* **Material provided**
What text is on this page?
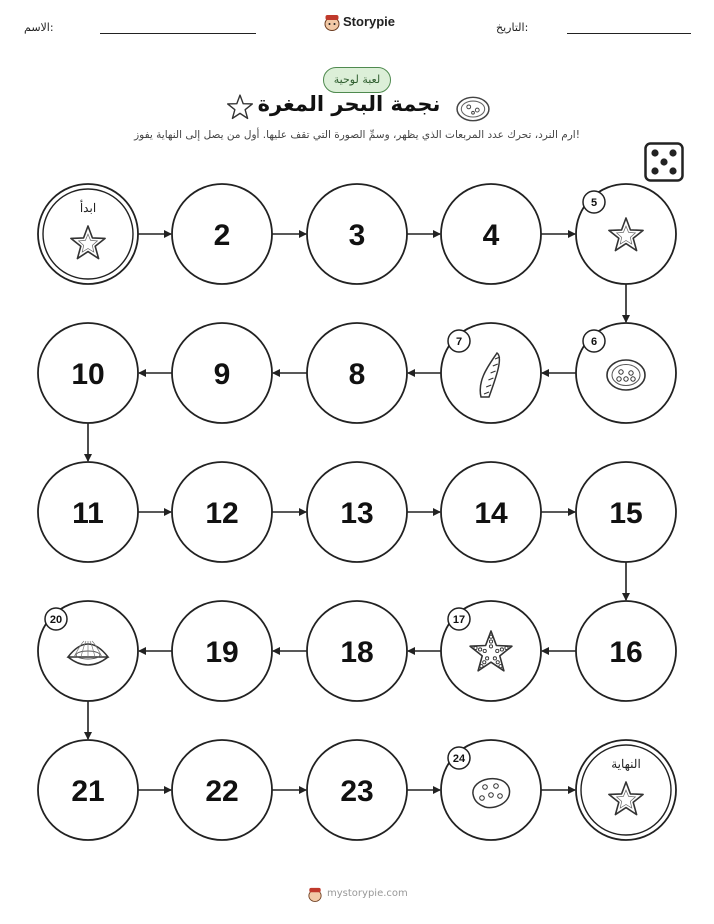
الاسم:	Storypie	التاريخ:
لعبة لوحية
نجمة البحر المغرة
ارم النرد، تحرك عدد المربعات الذي يظهر، وسمِّ الصورة التي تقف عليها. أول من يصل إلى النهاية يفوز!
ابدأ
2	3	4
5
6
7
8
9
10
11	12	13	14	15
16
17
18
19
20
21	22	23
24	النهاية
mystorypie.com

* **Set task**
Repeat the records word for word. Any picture in them should be left out.

* **Solution below**
What text is on this page?
الاسم:	Storypie	التاريخ:
لعبة لوحية
نجمة البحر المغرة
ارم النرد، تحرك عدد المربعات الذي يظهر، وسمِّ الصورة التي تقف عليها. أول من يصل إلى النهاية يفوز!
ابدأ
2	3	4
5
6
7
8
9
10
11	12	13	14	15
16
17
18
19
20
21	22	23
24	النهاية
mystorypie.com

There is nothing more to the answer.